INSTRUCTIONS TO FOLLOW:
Please give an exact transcription of the records shown below.

Structured page parsing data:
------------------------------------
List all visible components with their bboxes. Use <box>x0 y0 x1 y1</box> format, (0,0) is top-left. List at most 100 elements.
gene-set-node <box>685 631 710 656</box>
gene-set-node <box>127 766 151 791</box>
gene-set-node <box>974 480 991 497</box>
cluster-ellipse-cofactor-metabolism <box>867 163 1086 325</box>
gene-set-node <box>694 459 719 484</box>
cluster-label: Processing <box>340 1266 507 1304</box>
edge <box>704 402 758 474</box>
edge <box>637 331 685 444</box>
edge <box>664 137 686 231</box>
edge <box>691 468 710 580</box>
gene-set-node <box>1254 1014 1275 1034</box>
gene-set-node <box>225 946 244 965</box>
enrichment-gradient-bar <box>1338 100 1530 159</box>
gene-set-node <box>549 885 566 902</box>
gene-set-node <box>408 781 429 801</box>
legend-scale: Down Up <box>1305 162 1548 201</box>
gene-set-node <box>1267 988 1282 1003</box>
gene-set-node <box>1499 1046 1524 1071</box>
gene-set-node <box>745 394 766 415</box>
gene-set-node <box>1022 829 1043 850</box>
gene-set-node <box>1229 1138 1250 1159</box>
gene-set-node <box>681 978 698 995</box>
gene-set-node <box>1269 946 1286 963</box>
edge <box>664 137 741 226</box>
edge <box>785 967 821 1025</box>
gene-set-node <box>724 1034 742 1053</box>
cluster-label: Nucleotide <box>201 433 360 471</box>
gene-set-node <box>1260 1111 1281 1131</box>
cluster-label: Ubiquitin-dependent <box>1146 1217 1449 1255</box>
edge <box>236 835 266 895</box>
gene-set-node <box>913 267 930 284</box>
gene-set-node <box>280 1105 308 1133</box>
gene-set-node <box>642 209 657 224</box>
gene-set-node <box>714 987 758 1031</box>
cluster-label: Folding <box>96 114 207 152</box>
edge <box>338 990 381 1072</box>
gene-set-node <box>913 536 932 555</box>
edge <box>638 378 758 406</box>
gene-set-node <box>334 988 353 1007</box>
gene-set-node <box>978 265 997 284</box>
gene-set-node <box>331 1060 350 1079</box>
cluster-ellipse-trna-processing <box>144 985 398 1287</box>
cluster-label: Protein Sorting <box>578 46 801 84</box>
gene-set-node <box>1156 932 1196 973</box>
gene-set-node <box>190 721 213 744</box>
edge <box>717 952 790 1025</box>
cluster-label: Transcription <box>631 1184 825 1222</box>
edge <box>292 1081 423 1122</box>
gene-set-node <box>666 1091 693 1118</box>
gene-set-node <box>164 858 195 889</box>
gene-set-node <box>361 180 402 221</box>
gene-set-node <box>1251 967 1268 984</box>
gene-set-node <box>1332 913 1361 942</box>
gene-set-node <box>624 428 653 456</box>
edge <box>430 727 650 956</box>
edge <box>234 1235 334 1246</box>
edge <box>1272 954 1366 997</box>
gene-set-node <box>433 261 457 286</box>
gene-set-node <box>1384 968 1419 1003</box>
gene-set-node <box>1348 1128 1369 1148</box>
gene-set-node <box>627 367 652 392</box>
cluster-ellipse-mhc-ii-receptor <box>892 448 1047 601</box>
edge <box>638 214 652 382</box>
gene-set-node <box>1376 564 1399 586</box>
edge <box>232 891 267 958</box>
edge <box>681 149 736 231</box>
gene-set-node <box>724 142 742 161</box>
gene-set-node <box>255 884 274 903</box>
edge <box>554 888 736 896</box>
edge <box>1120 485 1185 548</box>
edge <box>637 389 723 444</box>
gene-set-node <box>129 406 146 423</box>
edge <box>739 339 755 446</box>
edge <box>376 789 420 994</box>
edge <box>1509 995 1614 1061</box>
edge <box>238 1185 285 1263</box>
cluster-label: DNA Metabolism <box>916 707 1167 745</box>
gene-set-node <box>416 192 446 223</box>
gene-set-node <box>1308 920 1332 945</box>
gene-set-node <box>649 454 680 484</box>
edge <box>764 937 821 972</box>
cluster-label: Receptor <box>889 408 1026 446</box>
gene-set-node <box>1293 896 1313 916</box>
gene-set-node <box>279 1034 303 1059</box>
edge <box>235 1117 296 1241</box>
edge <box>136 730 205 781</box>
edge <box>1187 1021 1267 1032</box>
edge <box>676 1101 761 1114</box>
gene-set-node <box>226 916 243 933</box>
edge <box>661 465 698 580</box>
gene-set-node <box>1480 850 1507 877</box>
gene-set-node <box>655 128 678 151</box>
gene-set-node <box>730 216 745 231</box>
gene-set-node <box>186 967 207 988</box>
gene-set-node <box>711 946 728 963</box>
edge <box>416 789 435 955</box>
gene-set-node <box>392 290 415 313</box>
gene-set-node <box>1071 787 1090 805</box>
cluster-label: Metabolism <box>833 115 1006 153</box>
------------------------------------
ANSWER TO THE EXERCISE:
List all visible components with their bboxes. Use <box>x0 y0 x1 y1</box> format, (0,0) is top-left. List at most 100 elements.
gene-set-node <box>685 631 710 656</box>
gene-set-node <box>127 766 151 791</box>
gene-set-node <box>974 480 991 497</box>
cluster-ellipse-cofactor-metabolism <box>867 163 1086 325</box>
gene-set-node <box>694 459 719 484</box>
cluster-label: Processing <box>340 1266 507 1304</box>
edge <box>704 402 758 474</box>
edge <box>637 331 685 444</box>
edge <box>664 137 686 231</box>
edge <box>691 468 710 580</box>
gene-set-node <box>1254 1014 1275 1034</box>
gene-set-node <box>225 946 244 965</box>
enrichment-gradient-bar <box>1338 100 1530 159</box>
gene-set-node <box>549 885 566 902</box>
gene-set-node <box>408 781 429 801</box>
legend-scale: Down Up <box>1305 162 1548 201</box>
gene-set-node <box>1267 988 1282 1003</box>
gene-set-node <box>1499 1046 1524 1071</box>
gene-set-node <box>745 394 766 415</box>
gene-set-node <box>1022 829 1043 850</box>
gene-set-node <box>1229 1138 1250 1159</box>
gene-set-node <box>681 978 698 995</box>
gene-set-node <box>1269 946 1286 963</box>
edge <box>664 137 741 226</box>
edge <box>785 967 821 1025</box>
gene-set-node <box>724 1034 742 1053</box>
cluster-label: Nucleotide <box>201 433 360 471</box>
gene-set-node <box>1260 1111 1281 1131</box>
cluster-label: Ubiquitin-dependent <box>1146 1217 1449 1255</box>
edge <box>236 835 266 895</box>
gene-set-node <box>913 267 930 284</box>
gene-set-node <box>280 1105 308 1133</box>
gene-set-node <box>642 209 657 224</box>
gene-set-node <box>714 987 758 1031</box>
cluster-label: Folding <box>96 114 207 152</box>
edge <box>338 990 381 1072</box>
gene-set-node <box>913 536 932 555</box>
edge <box>638 378 758 406</box>
gene-set-node <box>334 988 353 1007</box>
gene-set-node <box>978 265 997 284</box>
gene-set-node <box>331 1060 350 1079</box>
cluster-ellipse-trna-processing <box>144 985 398 1287</box>
cluster-label: Protein Sorting <box>578 46 801 84</box>
gene-set-node <box>1156 932 1196 973</box>
gene-set-node <box>190 721 213 744</box>
edge <box>717 952 790 1025</box>
cluster-label: Transcription <box>631 1184 825 1222</box>
edge <box>292 1081 423 1122</box>
gene-set-node <box>666 1091 693 1118</box>
gene-set-node <box>164 858 195 889</box>
gene-set-node <box>361 180 402 221</box>
gene-set-node <box>1251 967 1268 984</box>
gene-set-node <box>1332 913 1361 942</box>
gene-set-node <box>624 428 653 456</box>
edge <box>430 727 650 956</box>
edge <box>234 1235 334 1246</box>
edge <box>1272 954 1366 997</box>
gene-set-node <box>433 261 457 286</box>
gene-set-node <box>1384 968 1419 1003</box>
gene-set-node <box>1348 1128 1369 1148</box>
gene-set-node <box>627 367 652 392</box>
cluster-ellipse-mhc-ii-receptor <box>892 448 1047 601</box>
edge <box>638 214 652 382</box>
gene-set-node <box>1376 564 1399 586</box>
edge <box>232 891 267 958</box>
edge <box>681 149 736 231</box>
gene-set-node <box>724 142 742 161</box>
gene-set-node <box>255 884 274 903</box>
edge <box>554 888 736 896</box>
edge <box>1120 485 1185 548</box>
edge <box>637 389 723 444</box>
gene-set-node <box>129 406 146 423</box>
edge <box>739 339 755 446</box>
edge <box>376 789 420 994</box>
edge <box>1509 995 1614 1061</box>
edge <box>238 1185 285 1263</box>
cluster-label: DNA Metabolism <box>916 707 1167 745</box>
gene-set-node <box>416 192 446 223</box>
gene-set-node <box>1308 920 1332 945</box>
gene-set-node <box>649 454 680 484</box>
edge <box>764 937 821 972</box>
cluster-label: Receptor <box>889 408 1026 446</box>
gene-set-node <box>1293 896 1313 916</box>
gene-set-node <box>279 1034 303 1059</box>
edge <box>235 1117 296 1241</box>
edge <box>136 730 205 781</box>
edge <box>1187 1021 1267 1032</box>
edge <box>676 1101 761 1114</box>
gene-set-node <box>226 916 243 933</box>
edge <box>661 465 698 580</box>
gene-set-node <box>1480 850 1507 877</box>
gene-set-node <box>655 128 678 151</box>
gene-set-node <box>730 216 745 231</box>
gene-set-node <box>186 967 207 988</box>
gene-set-node <box>711 946 728 963</box>
edge <box>416 789 435 955</box>
gene-set-node <box>392 290 415 313</box>
gene-set-node <box>1071 787 1090 805</box>
cluster-label: Metabolism <box>833 115 1006 153</box>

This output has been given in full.